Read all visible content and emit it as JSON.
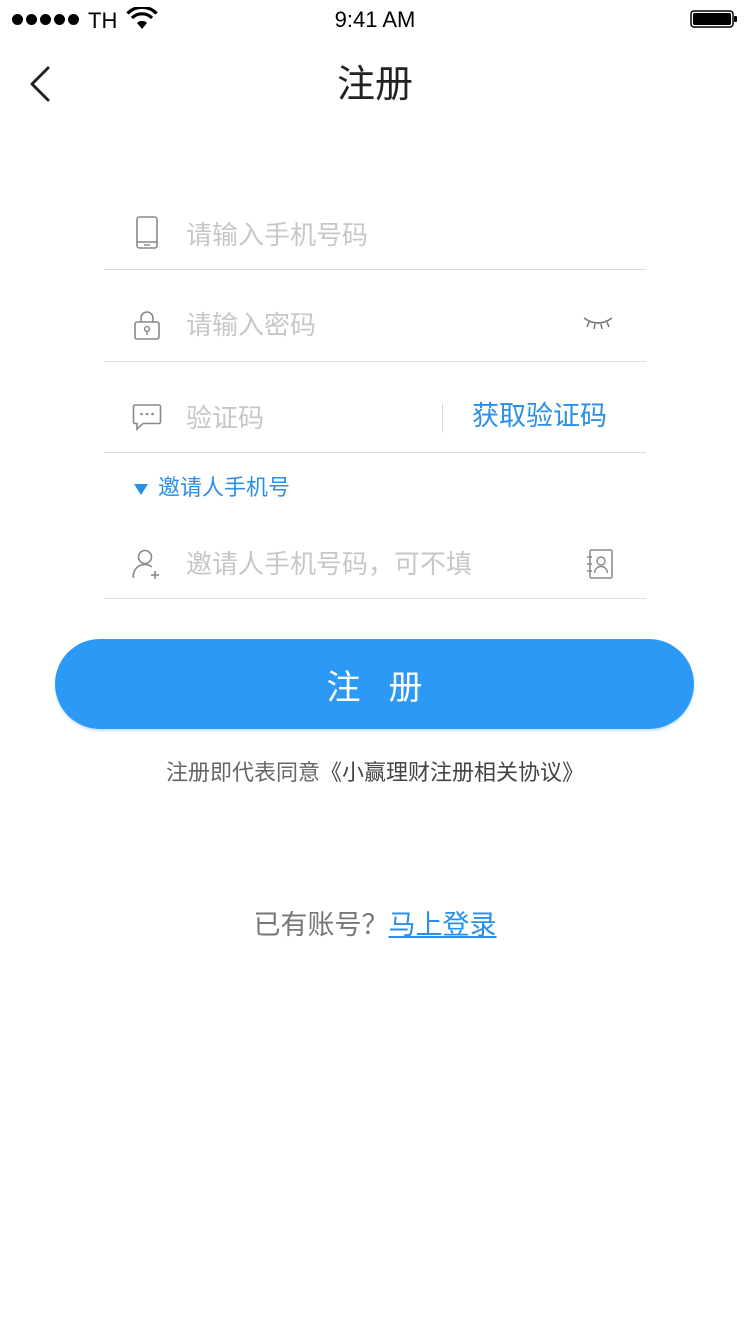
{
  "status_bar": {
    "carrier": "TH",
    "time": "9:41 AM"
  },
  "nav": {
    "title": "注册",
    "back_icon": "chevron-left-icon"
  },
  "form": {
    "phone": {
      "placeholder": "请输入手机号码",
      "icon": "phone-icon"
    },
    "password": {
      "placeholder": "请输入密码",
      "icon": "lock-icon",
      "toggle_icon": "eye-closed-icon"
    },
    "code": {
      "placeholder": "验证码",
      "icon": "message-icon",
      "get_code_label": "获取验证码"
    },
    "invite_toggle_label": "邀请人手机号",
    "invite": {
      "placeholder": "邀请人手机号码，可不填",
      "icon": "add-user-icon",
      "contact_icon": "contacts-icon"
    }
  },
  "register_button_label": "注册",
  "agreement": {
    "prefix": "注册即代表同意",
    "link": "《小赢理财注册相关协议》"
  },
  "login": {
    "prompt": "已有账号？",
    "link": "马上登录"
  },
  "colors": {
    "accent": "#2a8fe8",
    "button": "#2b99f5",
    "divider": "#dcdcdc",
    "placeholder": "#c7c7c7"
  }
}
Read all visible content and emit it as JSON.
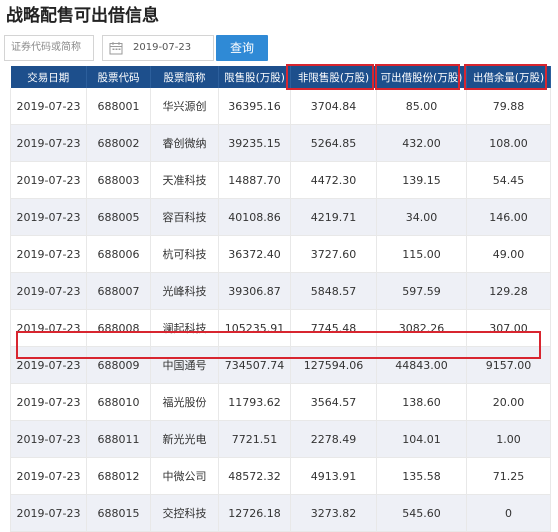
{
  "title": "战略配售可出借信息",
  "search": {
    "code_placeholder": "证券代码或简称",
    "date_value": "2019-07-23",
    "query_label": "查询"
  },
  "table": {
    "headers": [
      "交易日期",
      "股票代码",
      "股票简称",
      "限售股(万股)",
      "非限售股(万股)",
      "可出借股份(万股)",
      "出借余量(万股)"
    ],
    "rows": [
      [
        "2019-07-23",
        "688001",
        "华兴源创",
        "36395.16",
        "3704.84",
        "85.00",
        "79.88"
      ],
      [
        "2019-07-23",
        "688002",
        "睿创微纳",
        "39235.15",
        "5264.85",
        "432.00",
        "108.00"
      ],
      [
        "2019-07-23",
        "688003",
        "天准科技",
        "14887.70",
        "4472.30",
        "139.15",
        "54.45"
      ],
      [
        "2019-07-23",
        "688005",
        "容百科技",
        "40108.86",
        "4219.71",
        "34.00",
        "146.00"
      ],
      [
        "2019-07-23",
        "688006",
        "杭可科技",
        "36372.40",
        "3727.60",
        "115.00",
        "49.00"
      ],
      [
        "2019-07-23",
        "688007",
        "光峰科技",
        "39306.87",
        "5848.57",
        "597.59",
        "129.28"
      ],
      [
        "2019-07-23",
        "688008",
        "澜起科技",
        "105235.91",
        "7745.48",
        "3082.26",
        "307.00"
      ],
      [
        "2019-07-23",
        "688009",
        "中国通号",
        "734507.74",
        "127594.06",
        "44843.00",
        "9157.00"
      ],
      [
        "2019-07-23",
        "688010",
        "福光股份",
        "11793.62",
        "3564.57",
        "138.60",
        "20.00"
      ],
      [
        "2019-07-23",
        "688011",
        "新光光电",
        "7721.51",
        "2278.49",
        "104.01",
        "1.00"
      ],
      [
        "2019-07-23",
        "688012",
        "中微公司",
        "48572.32",
        "4913.91",
        "135.58",
        "71.25"
      ],
      [
        "2019-07-23",
        "688015",
        "交控科技",
        "12726.18",
        "3273.82",
        "545.60",
        "0"
      ]
    ]
  },
  "colors": {
    "header_bg": "#1d4f8c",
    "highlight_border": "#d8252f",
    "button_bg": "#2f8ad6"
  }
}
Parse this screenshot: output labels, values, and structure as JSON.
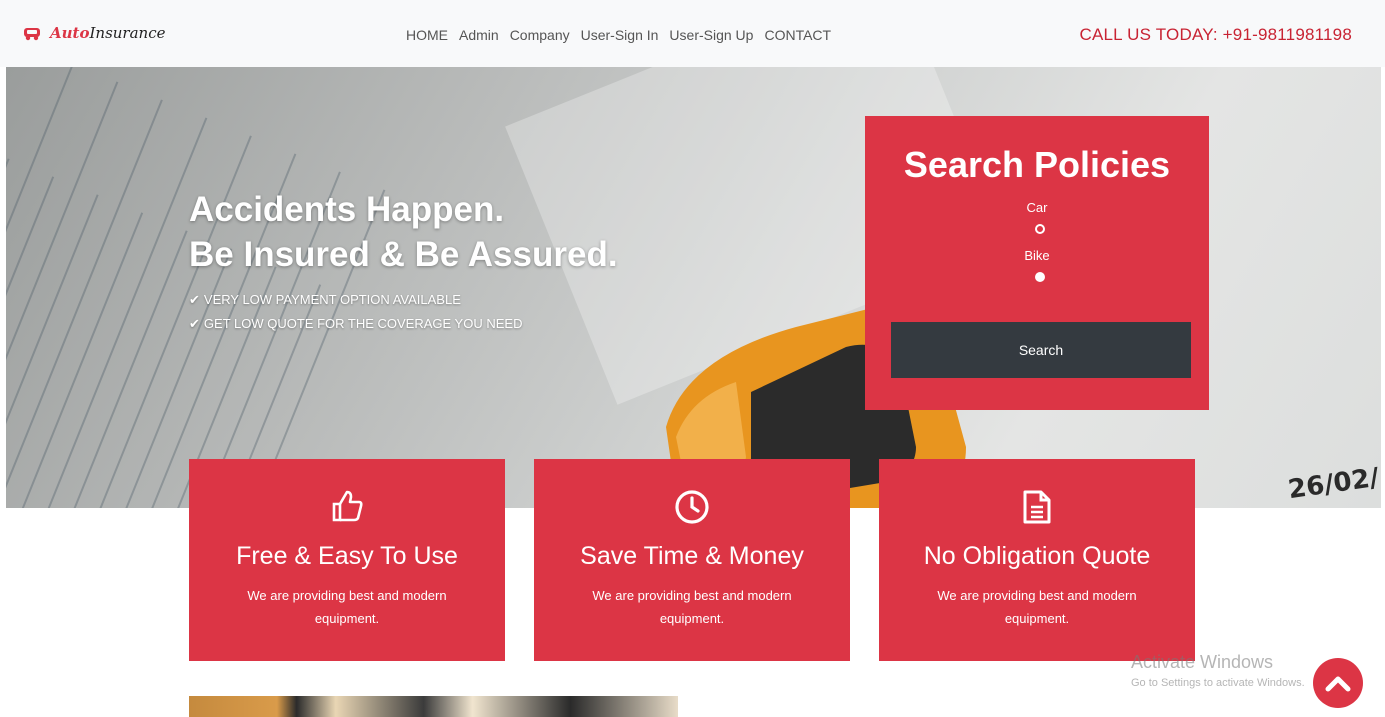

===============

**To do:** Without the pictures, reproduce every line of the records above exactly.

**The completed task:**
Read all visible content and emit it as JSON.
{
  "status_bar": {
    "carrier": "TH",
    "time": "9:41 AM"
  },
  "nav": {
    "title": "注册",
    "back_icon": "chevron-left-icon"
  },
  "form": {
    "phone": {
      "placeholder": "请输入手机号码",
      "icon": "phone-icon"
    },
    "password": {
      "placeholder": "请输入密码",
      "icon": "lock-icon",
      "toggle_icon": "eye-closed-icon"
    },
    "code": {
      "placeholder": "验证码",
      "icon": "message-icon",
      "get_code_label": "获取验证码"
    },
    "invite_toggle_label": "邀请人手机号",
    "invite": {
      "placeholder": "邀请人手机号码，可不填",
      "icon": "add-user-icon",
      "contact_icon": "contacts-icon"
    }
  },
  "register_button_label": "注册",
  "agreement": {
    "prefix": "注册即代表同意",
    "link": "《小赢理财注册相关协议》"
  },
  "login": {
    "prompt": "已有账号？",
    "link": "马上登录"
  },
  "colors": {
    "accent": "#2a8fe8",
    "button": "#2b99f5",
    "divider": "#dcdcdc",
    "placeholder": "#c7c7c7"
  }
}
Read all visible content and emit it as JSON.
{
  "title": "战略配售可出借信息",
  "search": {
    "code_placeholder": "证券代码或简称",
    "date_value": "2019-07-23",
    "query_label": "查询"
  },
  "table": {
    "headers": [
      "交易日期",
      "股票代码",
      "股票简称",
      "限售股(万股)",
      "非限售股(万股)",
      "可出借股份(万股)",
      "出借余量(万股)"
    ],
    "rows": [
      [
        "2019-07-23",
        "688001",
        "华兴源创",
        "36395.16",
        "3704.84",
        "85.00",
        "79.88"
      ],
      [
        "2019-07-23",
        "688002",
        "睿创微纳",
        "39235.15",
        "5264.85",
        "432.00",
        "108.00"
      ],
      [
        "2019-07-23",
        "688003",
        "天准科技",
        "14887.70",
        "4472.30",
        "139.15",
        "54.45"
      ],
      [
        "2019-07-23",
        "688005",
        "容百科技",
        "40108.86",
        "4219.71",
        "34.00",
        "146.00"
      ],
      [
        "2019-07-23",
        "688006",
        "杭可科技",
        "36372.40",
        "3727.60",
        "115.00",
        "49.00"
      ],
      [
        "2019-07-23",
        "688007",
        "光峰科技",
        "39306.87",
        "5848.57",
        "597.59",
        "129.28"
      ],
      [
        "2019-07-23",
        "688008",
        "澜起科技",
        "105235.91",
        "7745.48",
        "3082.26",
        "307.00"
      ],
      [
        "2019-07-23",
        "688009",
        "中国通号",
        "734507.74",
        "127594.06",
        "44843.00",
        "9157.00"
      ],
      [
        "2019-07-23",
        "688010",
        "福光股份",
        "11793.62",
        "3564.57",
        "138.60",
        "20.00"
      ],
      [
        "2019-07-23",
        "688011",
        "新光光电",
        "7721.51",
        "2278.49",
        "104.01",
        "1.00"
      ],
      [
        "2019-07-23",
        "688012",
        "中微公司",
        "48572.32",
        "4913.91",
        "135.58",
        "71.25"
      ],
      [
        "2019-07-23",
        "688015",
        "交控科技",
        "12726.18",
        "3273.82",
        "545.60",
        "0"
      ]
    ]
  },
  "colors": {
    "header_bg": "#1d4f8c",
    "highlight_border": "#d8252f",
    "button_bg": "#2f8ad6"
  }
}
Parse this screenshot: output labels, values, and structure as JSON.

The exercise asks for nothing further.